--- Dataset records ---
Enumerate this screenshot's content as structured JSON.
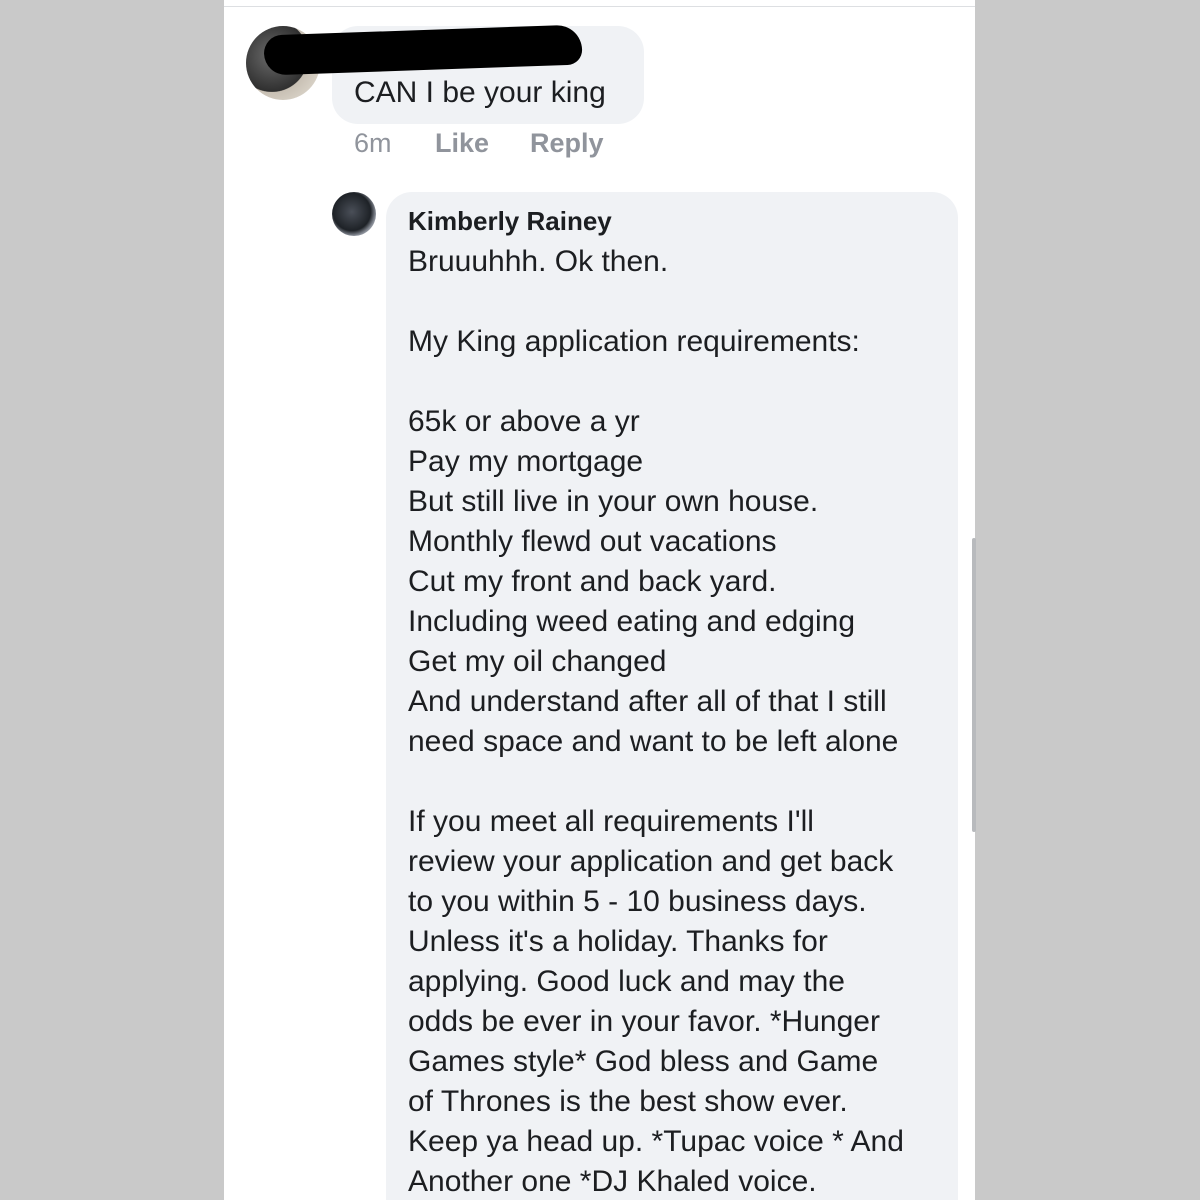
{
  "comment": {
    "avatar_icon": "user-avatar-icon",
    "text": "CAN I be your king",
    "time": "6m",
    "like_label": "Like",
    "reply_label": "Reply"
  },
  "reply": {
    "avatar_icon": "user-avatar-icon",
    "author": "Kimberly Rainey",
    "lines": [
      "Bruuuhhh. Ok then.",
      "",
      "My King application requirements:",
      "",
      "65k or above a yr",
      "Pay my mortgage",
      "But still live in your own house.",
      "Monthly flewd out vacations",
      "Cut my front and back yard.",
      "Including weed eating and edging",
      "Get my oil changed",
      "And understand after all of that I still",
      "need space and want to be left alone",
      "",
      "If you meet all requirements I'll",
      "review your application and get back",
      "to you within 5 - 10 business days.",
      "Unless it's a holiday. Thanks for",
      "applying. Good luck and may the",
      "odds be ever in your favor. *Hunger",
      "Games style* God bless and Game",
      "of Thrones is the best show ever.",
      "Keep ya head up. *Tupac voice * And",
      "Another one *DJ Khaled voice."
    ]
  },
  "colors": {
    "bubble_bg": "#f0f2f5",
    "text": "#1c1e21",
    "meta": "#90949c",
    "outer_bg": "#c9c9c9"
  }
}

* * *

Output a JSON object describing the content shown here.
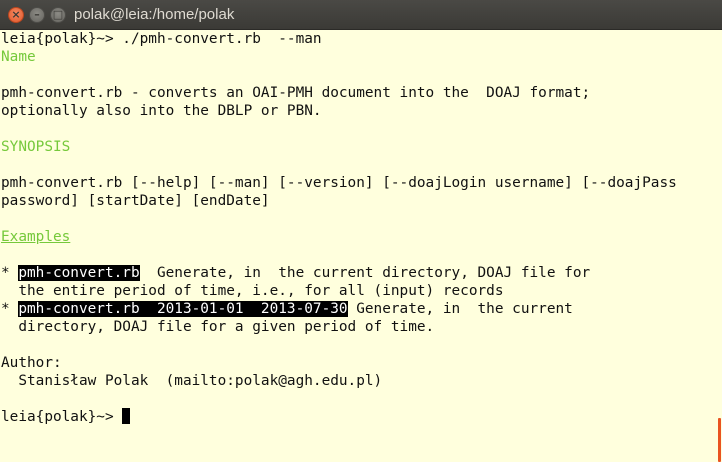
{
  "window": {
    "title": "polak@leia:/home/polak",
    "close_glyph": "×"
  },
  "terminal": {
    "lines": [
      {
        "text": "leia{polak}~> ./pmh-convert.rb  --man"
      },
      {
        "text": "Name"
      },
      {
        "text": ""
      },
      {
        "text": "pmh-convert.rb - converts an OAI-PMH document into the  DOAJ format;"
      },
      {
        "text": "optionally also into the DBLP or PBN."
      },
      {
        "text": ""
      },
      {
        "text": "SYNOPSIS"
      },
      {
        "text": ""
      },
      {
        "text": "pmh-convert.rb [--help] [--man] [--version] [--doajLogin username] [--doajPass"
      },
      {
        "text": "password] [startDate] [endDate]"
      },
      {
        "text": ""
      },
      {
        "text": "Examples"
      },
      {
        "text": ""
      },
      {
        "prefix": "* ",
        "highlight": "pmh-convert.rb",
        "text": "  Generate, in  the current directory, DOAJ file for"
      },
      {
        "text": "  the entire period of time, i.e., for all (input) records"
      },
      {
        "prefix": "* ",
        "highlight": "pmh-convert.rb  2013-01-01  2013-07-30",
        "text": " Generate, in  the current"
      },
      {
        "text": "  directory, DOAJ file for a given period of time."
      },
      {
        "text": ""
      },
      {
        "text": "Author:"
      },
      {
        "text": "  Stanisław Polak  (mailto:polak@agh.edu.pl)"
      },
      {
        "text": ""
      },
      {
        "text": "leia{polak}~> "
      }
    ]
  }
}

--- What to produce ---
Going through the data, tally the lines containing "time" and report only the result.

--- Problem solution ---
3